--- begin ---

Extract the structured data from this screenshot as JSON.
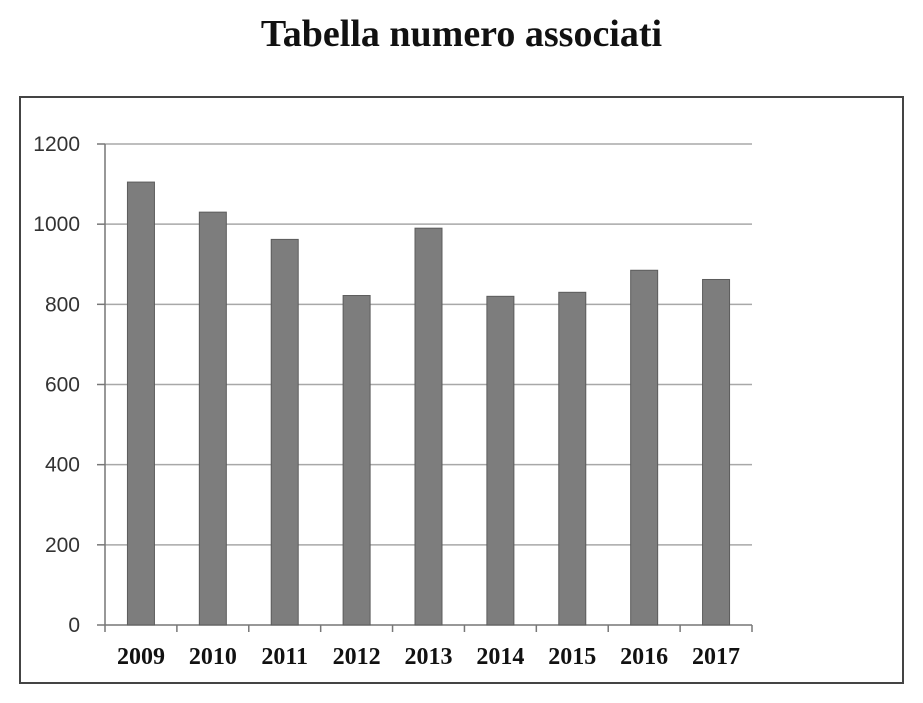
{
  "title": "Tabella numero associati",
  "chart_data": {
    "type": "bar",
    "title": "Tabella numero associati",
    "xlabel": "",
    "ylabel": "",
    "categories": [
      "2009",
      "2010",
      "2011",
      "2012",
      "2013",
      "2014",
      "2015",
      "2016",
      "2017"
    ],
    "values": [
      1105,
      1030,
      962,
      822,
      990,
      820,
      830,
      885,
      862
    ],
    "ylim": [
      0,
      1200
    ],
    "yticks": [
      0,
      200,
      400,
      600,
      800,
      1000,
      1200
    ],
    "grid": true,
    "bar_color": "#7d7d7d"
  }
}
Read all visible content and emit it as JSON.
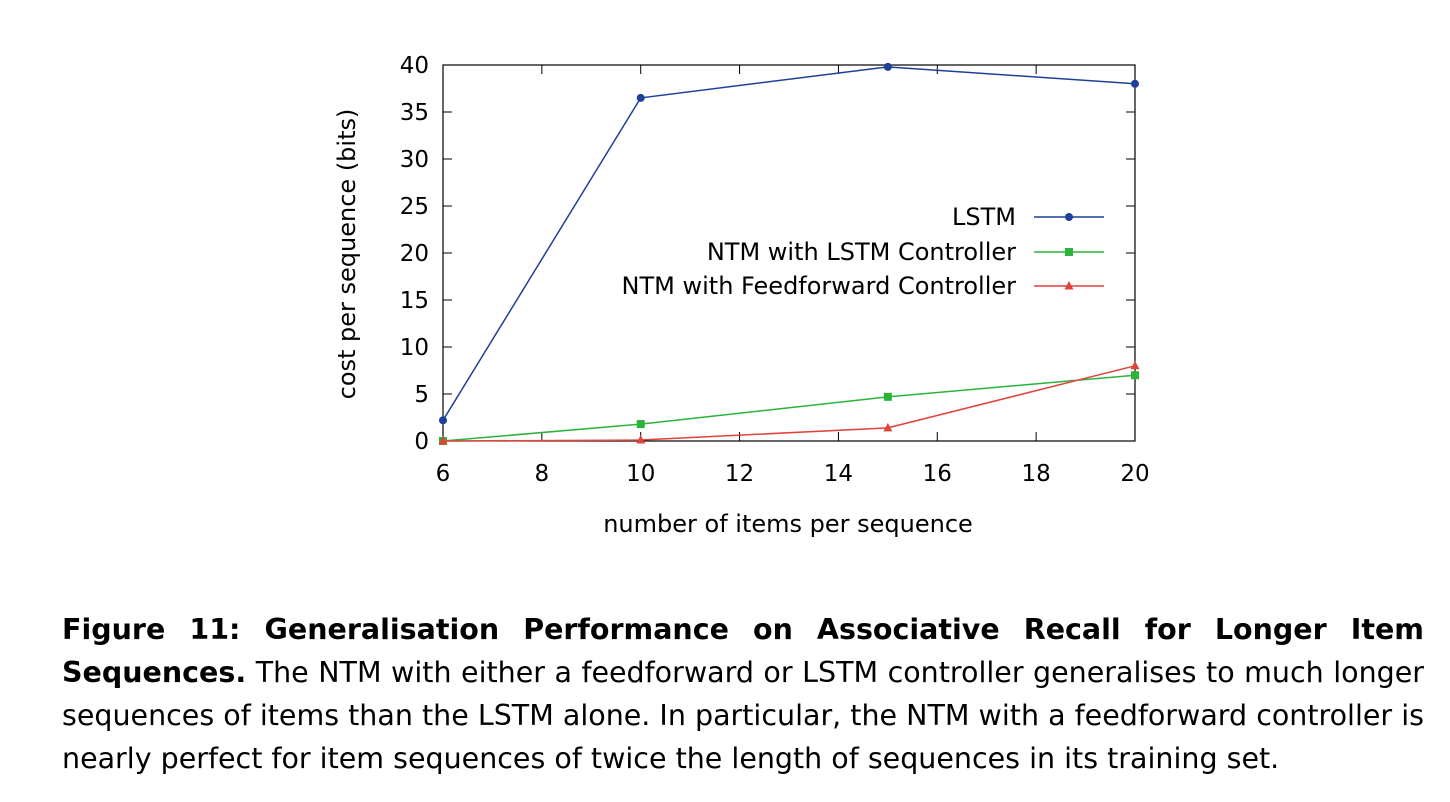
{
  "chart_data": {
    "type": "line",
    "xlabel": "number of items per sequence",
    "ylabel": "cost per sequence (bits)",
    "xlim": [
      6,
      20
    ],
    "ylim": [
      0,
      40
    ],
    "xticks": [
      6,
      8,
      10,
      12,
      14,
      16,
      18,
      20
    ],
    "yticks": [
      0,
      5,
      10,
      15,
      20,
      25,
      30,
      35,
      40
    ],
    "grid": false,
    "legend_position": "center-right",
    "series": [
      {
        "name": "LSTM",
        "color": "#1f3f9a",
        "marker": "circle",
        "points": [
          [
            6,
            2.2
          ],
          [
            10,
            36.5
          ],
          [
            15,
            39.8
          ],
          [
            20,
            38.0
          ]
        ]
      },
      {
        "name": "NTM with LSTM Controller",
        "color": "#2bb33a",
        "marker": "square",
        "points": [
          [
            6,
            0.0
          ],
          [
            10,
            1.8
          ],
          [
            15,
            4.7
          ],
          [
            20,
            7.0
          ]
        ]
      },
      {
        "name": "NTM with Feedforward Controller",
        "color": "#e0443a",
        "marker": "triangle",
        "points": [
          [
            6,
            0.0
          ],
          [
            10,
            0.1
          ],
          [
            15,
            1.4
          ],
          [
            20,
            8.0
          ]
        ]
      }
    ]
  },
  "caption": {
    "title": "Figure 11: Generalisation Performance on Associative Recall for Longer Item Sequences.",
    "body": "The NTM with either a feedforward or LSTM controller generalises to much longer sequences of items than the LSTM alone. In particular, the NTM with a feedforward controller is nearly perfect for item sequences of twice the length of sequences in its training set."
  }
}
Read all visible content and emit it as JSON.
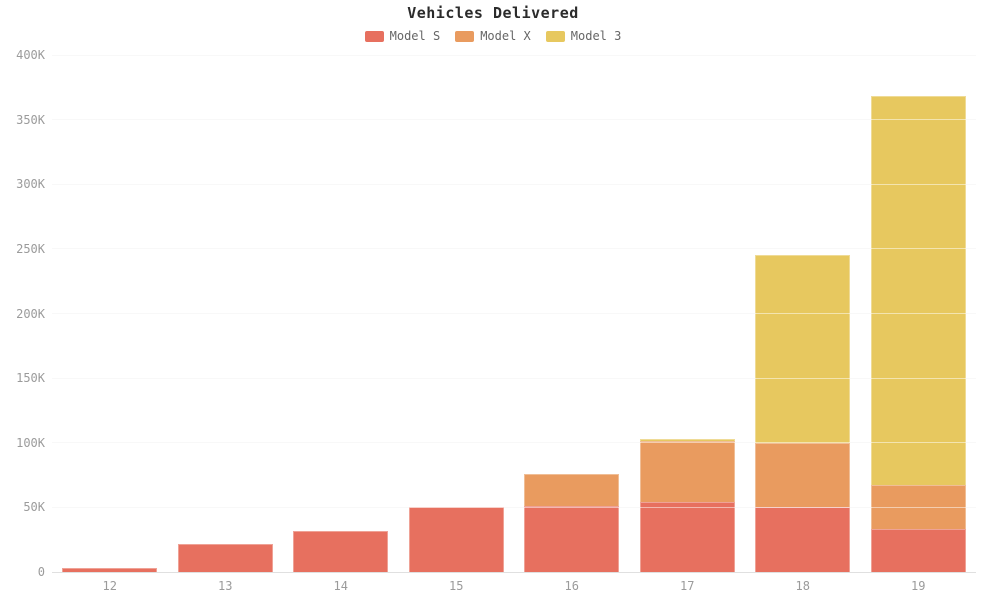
{
  "chart_data": {
    "type": "bar",
    "stacked": true,
    "title": "Vehicles Delivered",
    "units": "thousands_of_vehicles",
    "categories": [
      "12",
      "13",
      "14",
      "15",
      "16",
      "17",
      "18",
      "19"
    ],
    "series": [
      {
        "name": "Model S",
        "color": "#e7705f",
        "values": [
          3,
          22,
          32,
          50,
          51,
          54,
          50,
          33
        ]
      },
      {
        "name": "Model X",
        "color": "#e99b5f",
        "values": [
          0,
          0,
          0,
          0,
          25,
          47,
          50,
          34
        ]
      },
      {
        "name": "Model 3",
        "color": "#e7c85f",
        "values": [
          0,
          0,
          0,
          0,
          0,
          2,
          145,
          301
        ]
      }
    ],
    "stack_totals": [
      3,
      22,
      32,
      50,
      76,
      103,
      245,
      368
    ],
    "ylim": [
      0,
      400
    ],
    "ytick_labels": [
      "0",
      "50K",
      "100K",
      "150K",
      "200K",
      "250K",
      "300K",
      "350K",
      "400K"
    ],
    "ytick_values": [
      0,
      50,
      100,
      150,
      200,
      250,
      300,
      350,
      400
    ],
    "xlabel": "",
    "ylabel": "",
    "grid": true,
    "legend_position": "top"
  },
  "colors": {
    "background": "#ffffff",
    "gridline": "#f0f0f0",
    "baseline": "#e0e0e0",
    "tick_label": "#9b9b9b",
    "legend_text": "#666666",
    "title_text": "#2b2b2b"
  }
}
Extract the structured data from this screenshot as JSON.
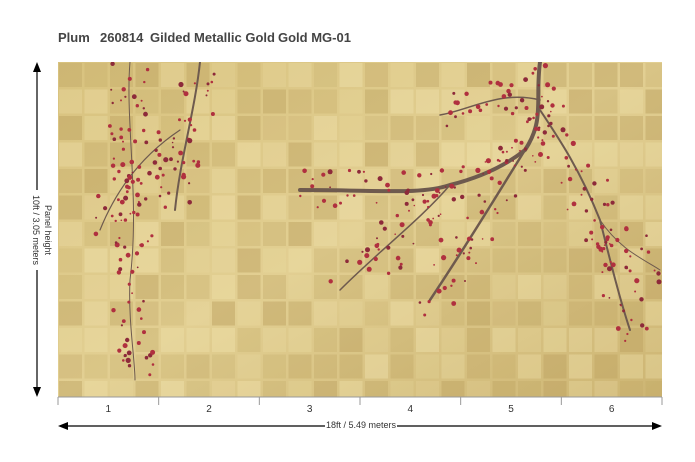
{
  "header": {
    "items": [
      "Plum",
      "260814",
      "Gilded Metallic Gold",
      "Gold MG-01"
    ]
  },
  "panels": [
    "1",
    "2",
    "3",
    "4",
    "5",
    "6"
  ],
  "height": {
    "label": "Panel height",
    "value": "10ft / 3.05 meters"
  },
  "width": {
    "value": "18ft / 5.49 meters"
  }
}
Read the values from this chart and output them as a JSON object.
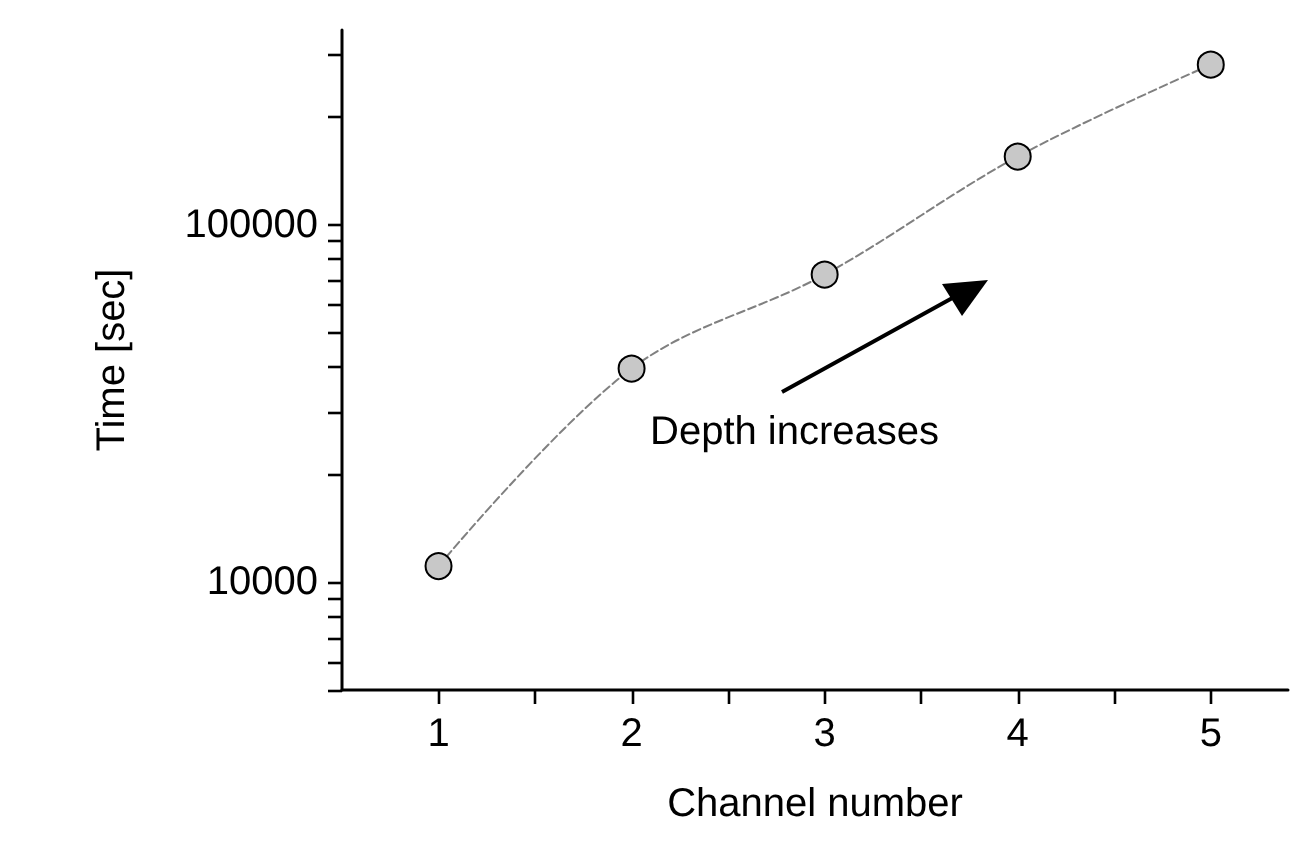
{
  "chart_data": {
    "type": "line",
    "xlabel": "Channel number",
    "ylabel": "Time [sec]",
    "log": "y",
    "x": [
      1,
      2,
      3,
      4,
      5
    ],
    "series": [
      {
        "color": "#c8c8c8",
        "values": [
          11100,
          39600,
          72500,
          155000,
          280000
        ]
      }
    ],
    "xlim": [
      0.5,
      5.4
    ],
    "xticks": [
      1,
      {
        "value": 1.5,
        "label": null
      },
      2,
      {
        "value": 2.5,
        "label": null
      },
      3,
      {
        "value": 3.5,
        "label": null
      },
      4,
      {
        "value": 4.5,
        "label": null
      },
      5
    ],
    "ylim": [
      5000,
      350000
    ],
    "yticks": [
      {
        "value": 5000,
        "label": null
      },
      {
        "value": 6000,
        "label": null
      },
      {
        "value": 7000,
        "label": null
      },
      {
        "value": 8000,
        "label": null
      },
      {
        "value": 9000,
        "label": null
      },
      10000,
      {
        "value": 20000,
        "label": null
      },
      {
        "value": 30000,
        "label": null
      },
      {
        "value": 40000,
        "label": null
      },
      {
        "value": 50000,
        "label": null
      },
      {
        "value": 60000,
        "label": null
      },
      {
        "value": 70000,
        "label": null
      },
      {
        "value": 80000,
        "label": null
      },
      {
        "value": 90000,
        "label": null
      },
      100000,
      {
        "value": 200000,
        "label": null
      },
      {
        "value": 300000,
        "label": null
      }
    ],
    "grid": false,
    "marker": "circle",
    "line_style": "dashed",
    "annotations": [
      "Depth increases"
    ]
  }
}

--- end ---

- EXERCISE AIM: Return all lines of the material above in which the word "Model" occurs.

- CORRECT OUTPUT:
        "name": "Model S",
        "name": "Model X",
        "name": "Model 3",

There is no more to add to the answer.